• The task:
Images are not part of the copy; write out the rest of the data exactly as given.

• Working data:
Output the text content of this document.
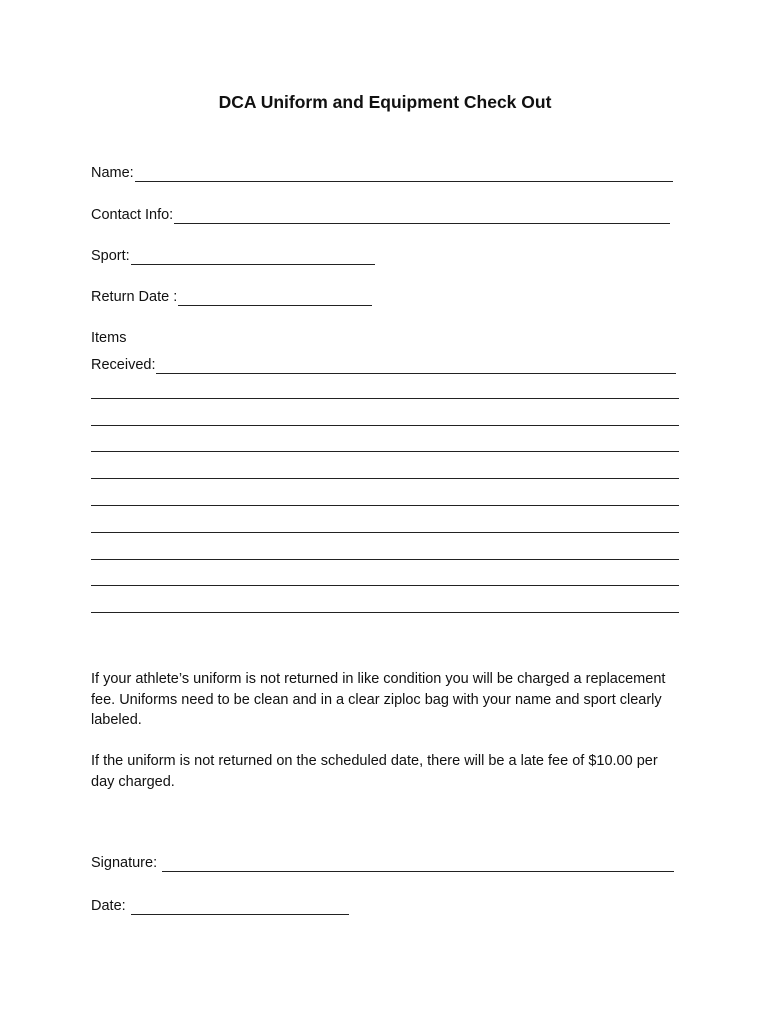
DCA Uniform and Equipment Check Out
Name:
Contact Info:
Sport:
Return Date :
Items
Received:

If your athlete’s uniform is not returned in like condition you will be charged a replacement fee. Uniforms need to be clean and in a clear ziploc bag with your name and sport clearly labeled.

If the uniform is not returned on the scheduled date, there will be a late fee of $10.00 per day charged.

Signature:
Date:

• Correct response:
Output the text content of this document.
DCA Uniform and Equipment Check Out
Name:
Contact Info:
Sport:
Return Date :
Items
Received:

If your athlete’s uniform is not returned in like condition you will be charged a replacement fee. Uniforms need to be clean and in a clear ziploc bag with your name and sport clearly labeled.

If the uniform is not returned on the scheduled date, there will be a late fee of $10.00 per day charged.

Signature:
Date:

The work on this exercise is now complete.